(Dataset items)
----

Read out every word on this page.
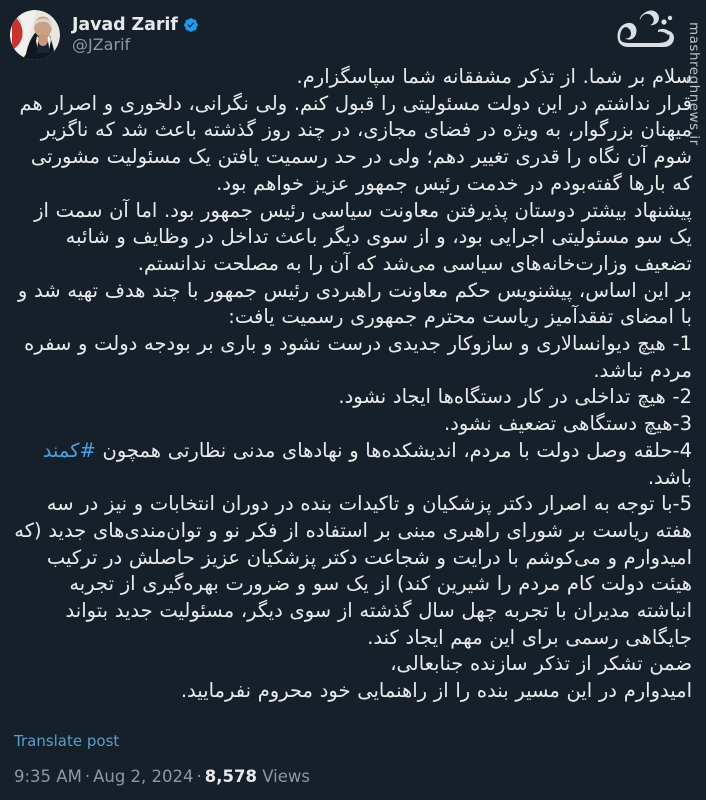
Javad Zarif
@JZarif	mashreghnews.ir

سلام بر شما. از تذکر مشفقانه شما سپاسگزارم.

قرار نداشتم در این دولت مسئولیتی را قبول کنم. ولی نگرانی، دلخوری و اصرار هم میهنان بزرگوار، به ویژه در فضای مجازی، در چند روز گذشته باعث شد که ناگزیر شوم آن نگاه را قدری تغییر دهم؛ ولی در حد رسمیت یافتن یک مسئولیت مشورتی که بارها گفته‌بودم در خدمت رئیس جمهور عزیز خواهم بود.

پیشنهاد بیشتر دوستان پذیرفتن معاونت سیاسی رئیس جمهور بود. اما آن سمت از یک سو مسئولیتی اجرایی بود، و از سوی دیگر باعث تداخل در وظایف و شائبه تضعیف وزارت‌خانه‌های سیاسی می‌شد که آن را به مصلحت ندانستم.

بر این اساس، پیشنویس حکم معاونت راهبردی رئیس جمهور با چند هدف تهیه شد و با امضای تفقدآمیز ریاست محترم جمهوری رسمیت یافت:

1- هیچ دیوانسالاری و سازوکار جدیدی درست نشود و باری بر بودجه دولت و سفره مردم نباشد.

2- هیچ تداخلی در کار دستگاه‌ها ایجاد نشود.

3-هیچ دستگاهی تضعیف نشود.

4-حلقه وصل دولت با مردم، اندیشکده‌ها و نهادهای مدنی نظارتی همچون #کمند باشد.

5-با توجه به اصرار دکتر پزشکیان و تاکیدات بنده در دوران انتخابات و نیز در سه هفته ریاست بر شورای راهبری مبنی بر استفاده از فکر نو و توان‌مندی‌های جدید (که امیدوارم و می‌کوشم با درایت و شجاعت دکتر پزشکیان عزیز حاصلش در ترکیب هیئت دولت کام مردم را شیرین کند) از یک سو و ضرورت بهره‌گیری از تجربه انباشته مدیران با تجربه چهل سال گذشته از سوی دیگر، مسئولیت جدید بتواند جایگاهی رسمی برای این مهم ایجاد کند.

ضمن تشکر از تذکر سازنده جنابعالی،

امیدوارم در این مسیر بنده را از راهنمایی خود محروم نفرمایید.

Translate post
9:35 AM · Aug 2, 2024 · 8,578 Views
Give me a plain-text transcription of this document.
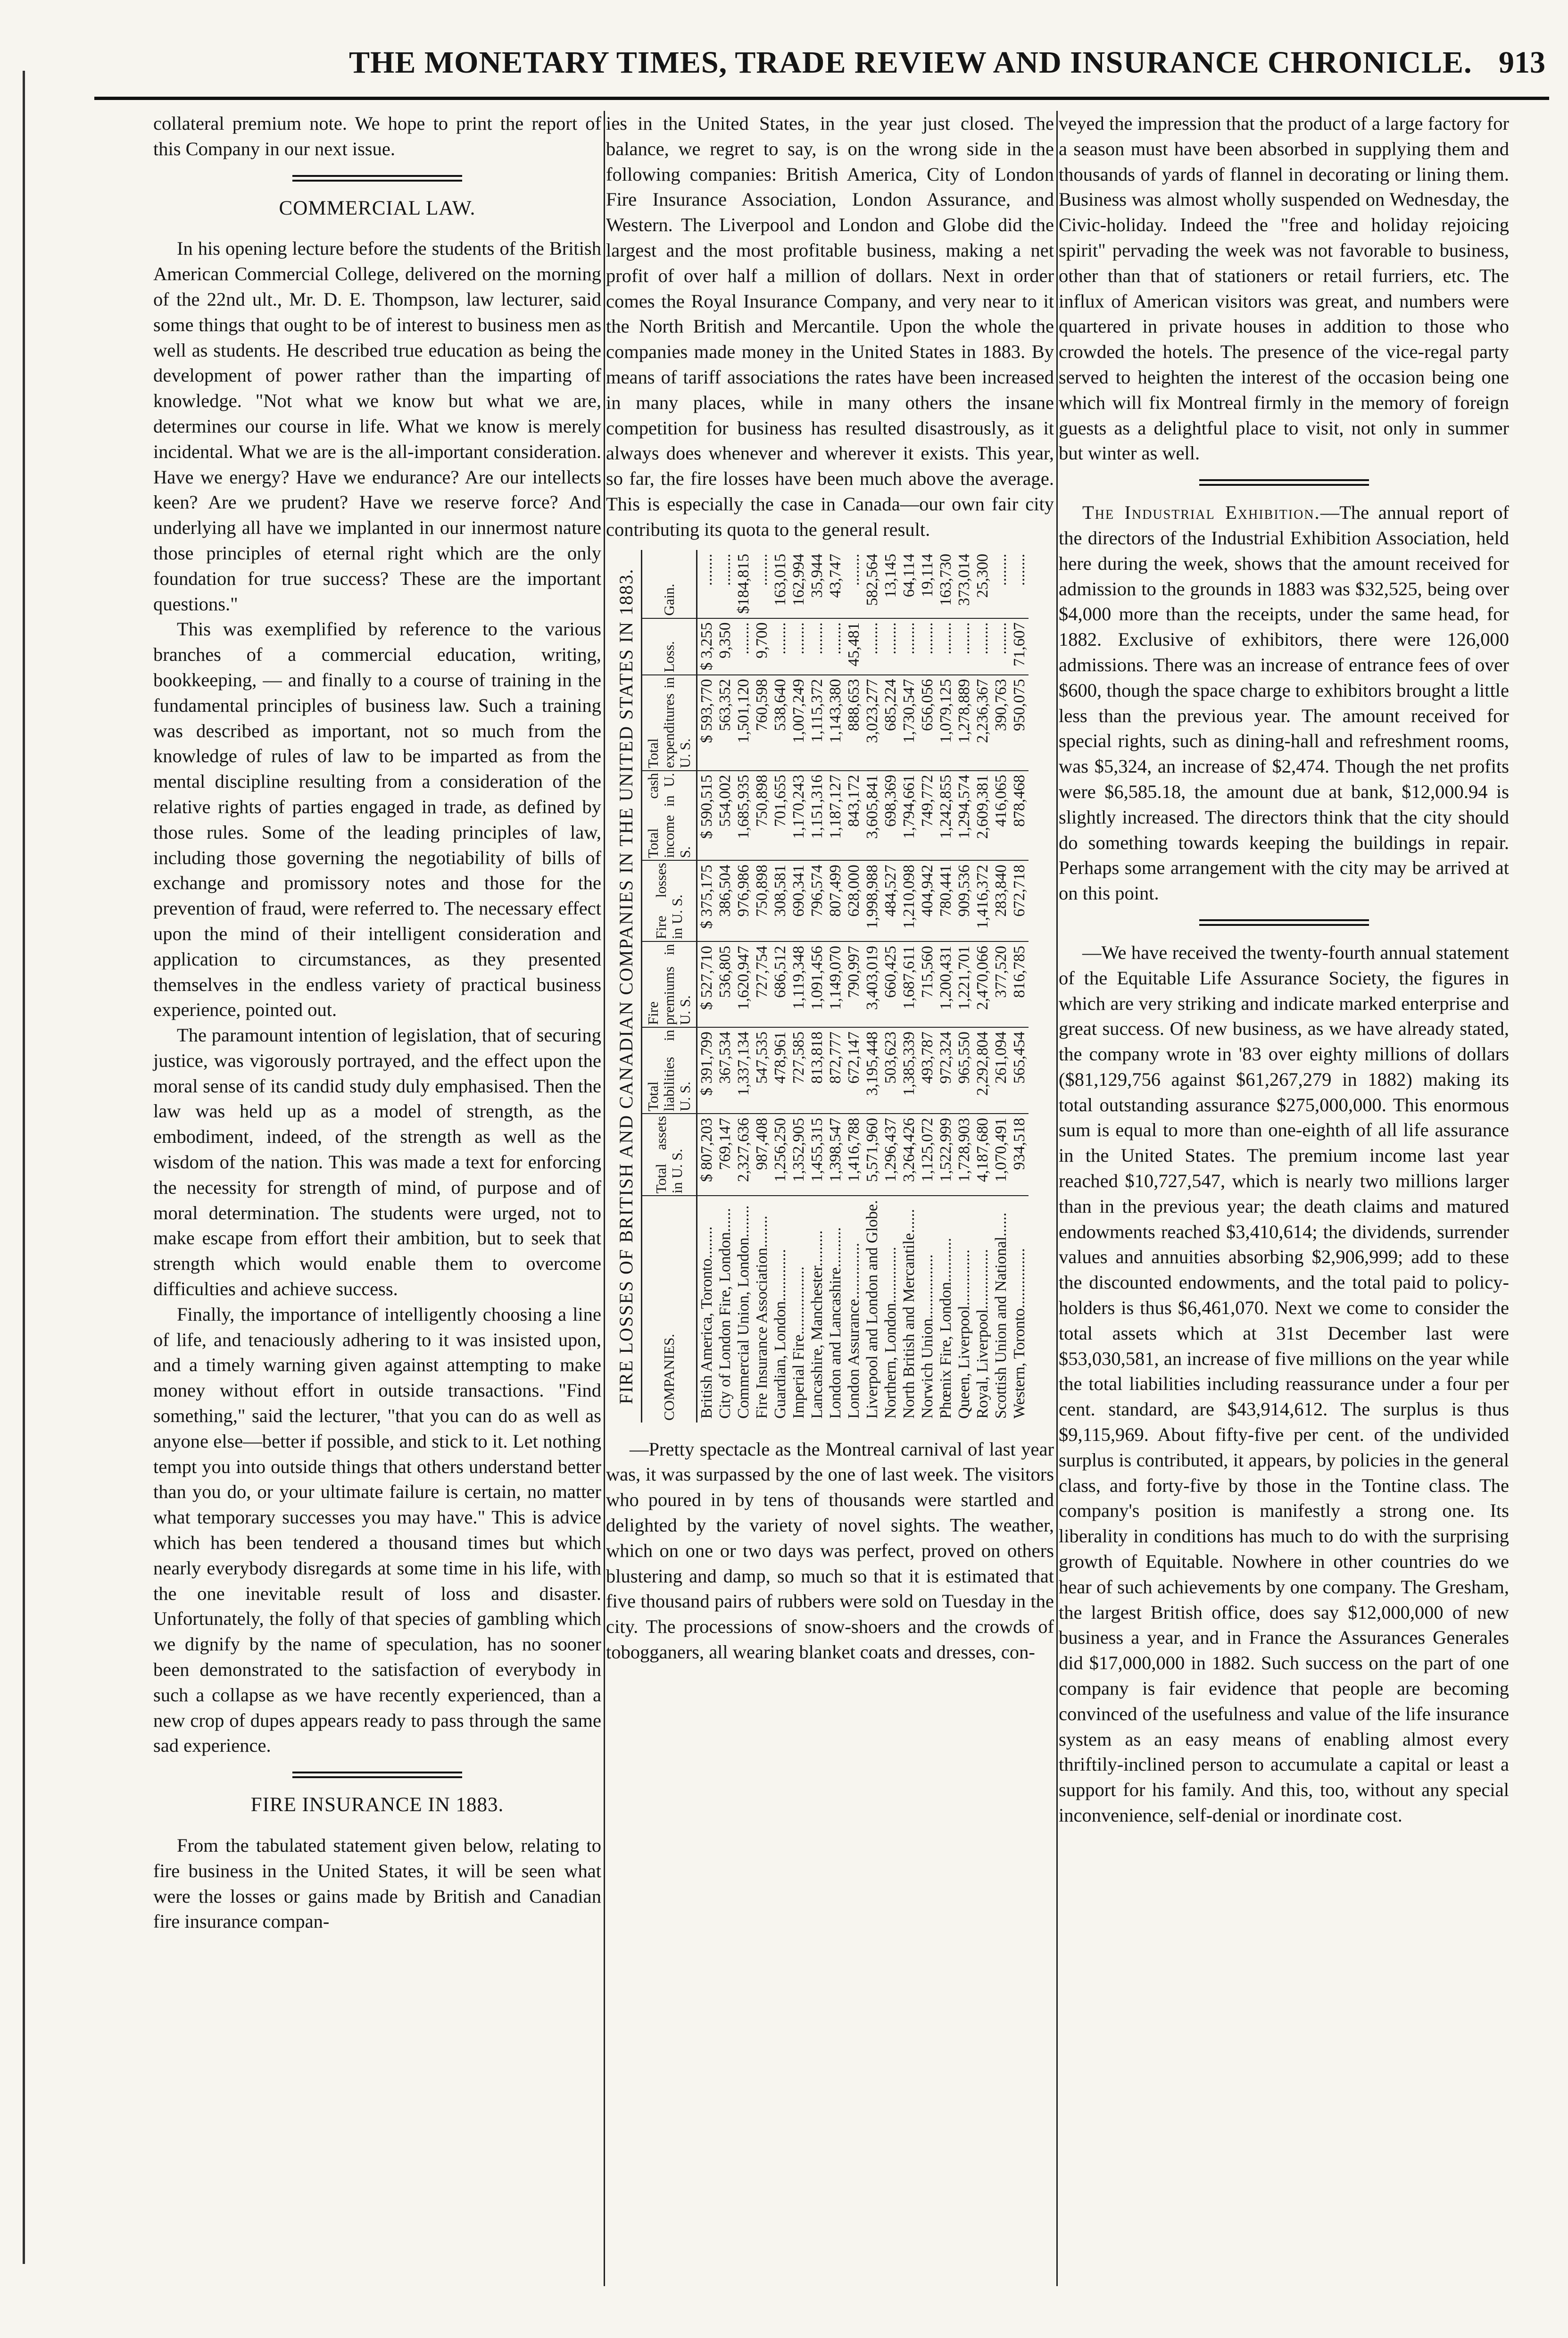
THE MONETARY TIMES, TRADE REVIEW AND INSURANCE CHRONICLE. 913

collateral premium note. We hope to print the report of this Company in our next issue.

COMMERCIAL LAW.

In his opening lecture before the students of the British American Commercial College, delivered on the morning of the 22nd ult., Mr. D. E. Thompson, law lecturer, said some things that ought to be of interest to business men as well as students. He described true education as being the development of power rather than the imparting of knowledge. "Not what we know but what we are, determines our course in life. What we know is merely incidental. What we are is the all-important consideration. Have we energy? Have we endurance? Are our intellects keen? Are we prudent? Have we reserve force? And underlying all have we implanted in our innermost nature those principles of eternal right which are the only foundation for true success? These are the important questions."

This was exemplified by reference to the various branches of a commercial education, writing, bookkeeping, — and finally to a course of training in the fundamental principles of business law. Such a training was described as important, not so much from the knowledge of rules of law to be imparted as from the mental discipline resulting from a consideration of the relative rights of parties engaged in trade, as defined by those rules. Some of the leading principles of law, including those governing the negotiability of bills of exchange and promissory notes and those for the prevention of fraud, were referred to. The necessary effect upon the mind of their intelligent consideration and application to circumstances, as they presented themselves in the endless variety of practical business experience, pointed out.

The paramount intention of legislation, that of securing justice, was vigorously portrayed, and the effect upon the moral sense of its candid study duly emphasised. Then the law was held up as a model of strength, as the embodiment, indeed, of the strength as well as the wisdom of the nation. This was made a text for enforcing the necessity for strength of mind, of purpose and of moral determination. The students were urged, not to make escape from effort their ambition, but to seek that strength which would enable them to overcome difficulties and achieve success.

Finally, the importance of intelligently choosing a line of life, and tenaciously adhering to it was insisted upon, and a timely warning given against attempting to make money without effort in outside transactions. "Find something," said the lecturer, "that you can do as well as anyone else—better if possible, and stick to it. Let nothing tempt you into outside things that others understand better than you do, or your ultimate failure is certain, no matter what temporary successes you may have." This is advice which has been tendered a thousand times but which nearly everybody disregards at some time in his life, with the one inevitable result of loss and disaster. Unfortunately, the folly of that species of gambling which we dignify by the name of speculation, has no sooner been demonstrated to the satisfaction of everybody in such a collapse as we have recently experienced, than a new crop of dupes appears ready to pass through the same sad experience.

FIRE INSURANCE IN 1883.

From the tabulated statement given below, relating to fire business in the United States, it will be seen what were the losses or gains made by British and Canadian fire insurance compan-

ies in the United States, in the year just closed. The balance, we regret to say, is on the wrong side in the following companies: British America, City of London Fire Insurance Association, London Assurance, and Western. The Liverpool and London and Globe did the largest and the most profitable business, making a net profit of over half a million of dollars. Next in order comes the Royal Insurance Company, and very near to it the North British and Mercantile. Upon the whole the companies made money in the United States in 1883. By means of tariff associations the rates have been increased in many places, while in many others the insane competition for business has resulted disastrously, as it always does whenever and wherever it exists. This year, so far, the fire losses have been much above the average. This is especially the case in Canada—our own fair city contributing its quota to the general result.

FIRE LOSSES OF BRITISH AND CANADIAN COMPANIES IN THE UNITED STATES IN 1883.	COMPANIES.	Total assets in U. S.	Total liabilities in U. S.	Fire premiums in U. S.	Fire losses in U. S.	Total cash income in U. S.	Total expenditures in U. S.	Loss.	Gain.
British America, Toronto........	$ 807,203	$ 391,799	$ 527,710	$ 375,175	$ 590,515	$ 593,770	$ 3,255	........
City of London Fire, London......	769,147	367,534	536,805	386,504	554,002	563,352	9,350	........
Commercial Union, London........	2,327,636	1,337,134	1,620,947	976,986	1,685,935	1,501,120	........	$184,815
Fire Insurance Association........	987,408	547,535	727,754	750,898	750,898	760,598	9,700	........
Guardian, London.............	1,256,250	478,961	686,512	308,581	701,655	538,640	........	163,015
Imperial Fire.................	1,352,905	727,585	1,119,348	690,341	1,170,243	1,007,249	........	162,994
Lancashire, Manchester.........	1,455,315	813,818	1,091,456	796,574	1,151,316	1,115,372	........	35,944
London and Lancashire..........	1,398,547	872,777	1,149,070	807,499	1,187,127	1,143,380	........	43,747
London Assurance..............	1,416,788	672,147	790,997	628,000	843,172	888,653	45,481	........
Liverpool and London and Globe.	5,571,960	3,195,448	3,403,019	1,998,988	3,605,841	3,023,277	........	582,564
Northern, London..............	1,296,437	503,623	660,425	484,527	698,369	685,224	........	13,145
North British and Mercantile......	3,264,426	1,385,339	1,687,611	1,210,098	1,794,661	1,730,547	........	64,114
Norwich Union................	1,125,072	493,787	715,560	404,942	749,772	656,056	........	19,114
Phœnix Fire, London...........	1,522,999	972,324	1,200,431	780,441	1,242,855	1,079,125	........	163,730
Queen, Liverpool..............	1,728,903	965,550	1,221,701	909,536	1,294,574	1,278,889	........	373,014
Royal, Liverpool...............	4,187,680	2,292,804	2,470,066	1,416,372	2,609,381	2,236,367	........	25,300
Scottish Union and National......	1,070,491	261,094	377,520	283,840	416,065	390,763	........	........
Western, Toronto...............	934,518	565,454	816,785	672,718	878,468	950,075	71,607	........

—Pretty spectacle as the Montreal carnival of last year was, it was surpassed by the one of last week. The visitors who poured in by tens of thousands were startled and delighted by the variety of novel sights. The weather, which on one or two days was perfect, proved on others blustering and damp, so much so that it is estimated that five thousand pairs of rubbers were sold on Tuesday in the city. The processions of snow-shoers and the crowds of tobogganers, all wearing blanket coats and dresses, con-

veyed the impression that the product of a large factory for a season must have been absorbed in supplying them and thousands of yards of flannel in decorating or lining them. Business was almost wholly suspended on Wednesday, the Civic-holiday. Indeed the "free and holiday rejoicing spirit" pervading the week was not favorable to business, other than that of stationers or retail furriers, etc. The influx of American visitors was great, and numbers were quartered in private houses in addition to those who crowded the hotels. The presence of the vice-regal party served to heighten the interest of the occasion being one which will fix Montreal firmly in the memory of foreign guests as a delightful place to visit, not only in summer but winter as well.

The Industrial Exhibition.—The annual report of the directors of the Industrial Exhibition Association, held here during the week, shows that the amount received for admission to the grounds in 1883 was $32,525, being over $4,000 more than the receipts, under the same head, for 1882. Exclusive of exhibitors, there were 126,000 admissions. There was an increase of entrance fees of over $600, though the space charge to exhibitors brought a little less than the previous year. The amount received for special rights, such as dining-hall and refreshment rooms, was $5,324, an increase of $2,474. Though the net profits were $6,585.18, the amount due at bank, $12,000.94 is slightly increased. The directors think that the city should do something towards keeping the buildings in repair. Perhaps some arrangement with the city may be arrived at on this point.

—We have received the twenty-fourth annual statement of the Equitable Life Assurance Society, the figures in which are very striking and indicate marked enterprise and great success. Of new business, as we have already stated, the company wrote in '83 over eighty millions of dollars ($81,129,756 against $61,267,279 in 1882) making its total outstanding assurance $275,000,000. This enormous sum is equal to more than one-eighth of all life assurance in the United States. The premium income last year reached $10,727,547, which is nearly two millions larger than in the previous year; the death claims and matured endowments reached $3,410,614; the dividends, surrender values and annuities absorbing $2,906,999; add to these the discounted endowments, and the total paid to policy-holders is thus $6,461,070. Next we come to consider the total assets which at 31st December last were $53,030,581, an increase of five millions on the year while the total liabilities including reassurance under a four per cent. standard, are $43,914,612. The surplus is thus $9,115,969. About fifty-five per cent. of the undivided surplus is contributed, it appears, by policies in the general class, and forty-five by those in the Tontine class. The company's position is manifestly a strong one. Its liberality in conditions has much to do with the surprising growth of Equitable. Nowhere in other countries do we hear of such achievements by one company. The Gresham, the largest British office, does say $12,000,000 of new business a year, and in France the Assurances Generales did $17,000,000 in 1882. Such success on the part of one company is fair evidence that people are becoming convinced of the usefulness and value of the life insurance system as an easy means of enabling almost every thriftily-inclined person to accumulate a capital or least a support for his family. And this, too, without any special inconvenience, self-denial or inordinate cost.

----

## Exercise requirements
Extract every line that has the string "said" in it.

## Answer
In his opening lecture before the students of the British American Commercial College, delivered on the morning of the 22nd ult., Mr. D. E. Thompson, law lecturer, said some things that ought to be of interest to business men as well as students. He described true education as being the development of power rather than the imparting of knowledge. "Not what we know but what we are, determines our course in life. What we know is merely incidental. What we are is the all-important consideration. Have we energy? Have we endurance? Are our intellects keen? Are we prudent? Have we reserve force? And underlying all have we implanted in our innermost nature those principles of eternal right which are the only foundation for true success? These are the important questions."
Finally, the importance of intelligently choosing a line of life, and tenaciously adhering to it was insisted upon, and a timely warning given against attempting to make money without effort in outside transactions. "Find something," said the lecturer, "that you can do as well as anyone else—better if possible, and stick to it. Let nothing tempt you into outside things that others understand better than you do, or your ultimate failure is certain, no matter what temporary successes you may have." This is advice which has been tendered a thousand times but which nearly everybody disregards at some time in his life, with the one inevitable result of loss and disaster. Unfortunately, the folly of that species of gambling which we dignify by the name of speculation, has no sooner been demonstrated to the satisfaction of everybody in such a collapse as we have recently experienced, than a new crop of dupes appears ready to pass through the same sad experience.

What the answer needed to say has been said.